Rows
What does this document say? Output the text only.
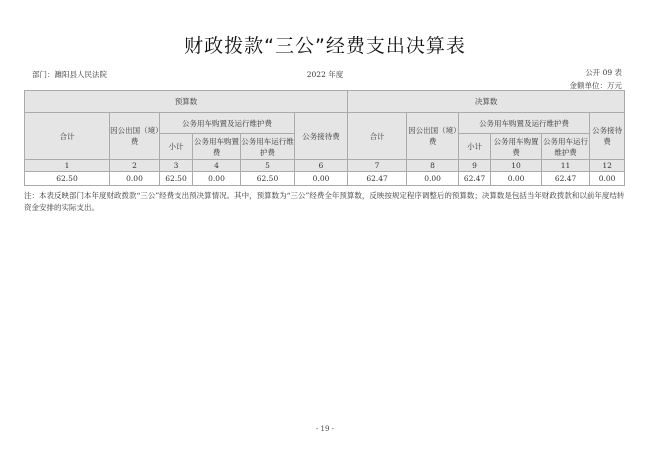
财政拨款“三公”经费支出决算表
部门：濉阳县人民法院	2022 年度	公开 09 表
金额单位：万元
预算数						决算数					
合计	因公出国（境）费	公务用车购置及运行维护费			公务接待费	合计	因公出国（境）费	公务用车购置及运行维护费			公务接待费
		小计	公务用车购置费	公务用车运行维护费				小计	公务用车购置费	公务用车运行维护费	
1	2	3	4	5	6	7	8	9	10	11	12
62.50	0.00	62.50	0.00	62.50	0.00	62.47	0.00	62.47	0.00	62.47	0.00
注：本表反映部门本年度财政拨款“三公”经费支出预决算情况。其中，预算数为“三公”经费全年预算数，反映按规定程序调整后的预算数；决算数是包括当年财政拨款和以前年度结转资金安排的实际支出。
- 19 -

Problem description
Restate the data above word for word. Do not include the images.

Output
What does this document say? Output the text only.
财政拨款“三公”经费支出决算表
部门：濉阳县人民法院	2022 年度	公开 09 表
金额单位：万元
预算数						决算数					
合计	因公出国（境）费	公务用车购置及运行维护费			公务接待费	合计	因公出国（境）费	公务用车购置及运行维护费			公务接待费
		小计	公务用车购置费	公务用车运行维护费				小计	公务用车购置费	公务用车运行维护费	
1	2	3	4	5	6	7	8	9	10	11	12
62.50	0.00	62.50	0.00	62.50	0.00	62.47	0.00	62.47	0.00	62.47	0.00
注：本表反映部门本年度财政拨款“三公”经费支出预决算情况。其中，预算数为“三公”经费全年预算数，反映按规定程序调整后的预算数；决算数是包括当年财政拨款和以前年度结转资金安排的实际支出。
- 19 -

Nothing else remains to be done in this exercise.